> What is expected
Where the word "Mist" occurs in a line, return that line.

---+---

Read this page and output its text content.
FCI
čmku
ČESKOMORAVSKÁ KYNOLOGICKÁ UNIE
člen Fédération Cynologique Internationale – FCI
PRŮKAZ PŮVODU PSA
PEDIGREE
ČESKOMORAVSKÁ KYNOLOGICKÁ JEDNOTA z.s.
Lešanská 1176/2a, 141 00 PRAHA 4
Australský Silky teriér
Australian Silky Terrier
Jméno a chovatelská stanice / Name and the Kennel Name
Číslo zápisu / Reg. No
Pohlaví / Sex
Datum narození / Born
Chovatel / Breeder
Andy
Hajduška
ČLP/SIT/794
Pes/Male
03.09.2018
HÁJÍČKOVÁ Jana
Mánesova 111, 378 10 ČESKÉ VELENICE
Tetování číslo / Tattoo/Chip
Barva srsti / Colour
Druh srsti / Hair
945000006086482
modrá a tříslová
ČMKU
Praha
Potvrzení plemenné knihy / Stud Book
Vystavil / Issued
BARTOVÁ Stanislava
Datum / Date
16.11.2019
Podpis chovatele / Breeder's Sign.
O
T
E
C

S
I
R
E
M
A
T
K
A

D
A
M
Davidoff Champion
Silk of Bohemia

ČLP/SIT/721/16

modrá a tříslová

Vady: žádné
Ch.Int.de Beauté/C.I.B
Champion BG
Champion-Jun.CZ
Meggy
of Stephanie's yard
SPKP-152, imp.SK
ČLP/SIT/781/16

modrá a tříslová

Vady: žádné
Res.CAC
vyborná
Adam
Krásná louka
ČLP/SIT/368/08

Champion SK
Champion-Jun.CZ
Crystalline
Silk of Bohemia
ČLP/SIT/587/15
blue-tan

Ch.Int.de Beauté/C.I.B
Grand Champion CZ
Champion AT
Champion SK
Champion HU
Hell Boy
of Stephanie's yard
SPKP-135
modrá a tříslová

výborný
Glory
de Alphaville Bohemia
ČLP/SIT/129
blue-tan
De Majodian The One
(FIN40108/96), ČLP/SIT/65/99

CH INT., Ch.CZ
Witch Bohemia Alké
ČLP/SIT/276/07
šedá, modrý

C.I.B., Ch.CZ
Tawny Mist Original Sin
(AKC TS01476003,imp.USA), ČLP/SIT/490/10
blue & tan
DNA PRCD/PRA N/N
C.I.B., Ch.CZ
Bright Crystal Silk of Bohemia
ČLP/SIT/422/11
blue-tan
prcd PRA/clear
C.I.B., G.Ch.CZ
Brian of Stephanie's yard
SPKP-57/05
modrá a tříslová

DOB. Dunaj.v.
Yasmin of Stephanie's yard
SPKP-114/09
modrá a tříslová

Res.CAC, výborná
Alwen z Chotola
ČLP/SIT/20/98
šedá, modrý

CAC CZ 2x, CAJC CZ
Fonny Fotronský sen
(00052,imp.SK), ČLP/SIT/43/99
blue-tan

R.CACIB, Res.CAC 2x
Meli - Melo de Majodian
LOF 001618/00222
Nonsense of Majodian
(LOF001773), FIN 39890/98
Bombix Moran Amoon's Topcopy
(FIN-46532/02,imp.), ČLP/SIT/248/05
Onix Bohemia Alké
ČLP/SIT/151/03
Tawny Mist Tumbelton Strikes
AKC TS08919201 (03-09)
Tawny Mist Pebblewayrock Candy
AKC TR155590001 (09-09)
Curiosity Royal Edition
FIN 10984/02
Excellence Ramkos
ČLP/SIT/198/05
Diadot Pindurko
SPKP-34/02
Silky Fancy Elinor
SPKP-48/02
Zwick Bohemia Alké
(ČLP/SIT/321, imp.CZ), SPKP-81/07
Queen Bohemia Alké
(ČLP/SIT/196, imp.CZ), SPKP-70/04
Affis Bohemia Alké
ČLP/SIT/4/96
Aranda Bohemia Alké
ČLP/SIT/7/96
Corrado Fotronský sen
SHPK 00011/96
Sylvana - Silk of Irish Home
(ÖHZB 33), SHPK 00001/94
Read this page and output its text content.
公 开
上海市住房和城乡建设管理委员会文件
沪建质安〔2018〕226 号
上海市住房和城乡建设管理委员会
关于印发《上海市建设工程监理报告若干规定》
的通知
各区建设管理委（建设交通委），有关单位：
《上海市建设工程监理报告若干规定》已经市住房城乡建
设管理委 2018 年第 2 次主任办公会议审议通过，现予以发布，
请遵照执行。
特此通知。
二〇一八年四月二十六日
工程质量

---+---

> Output
Tawny Mist Original Sin
Tawny Mist Tumbelton Strikes
Tawny Mist Pebblewayrock Candy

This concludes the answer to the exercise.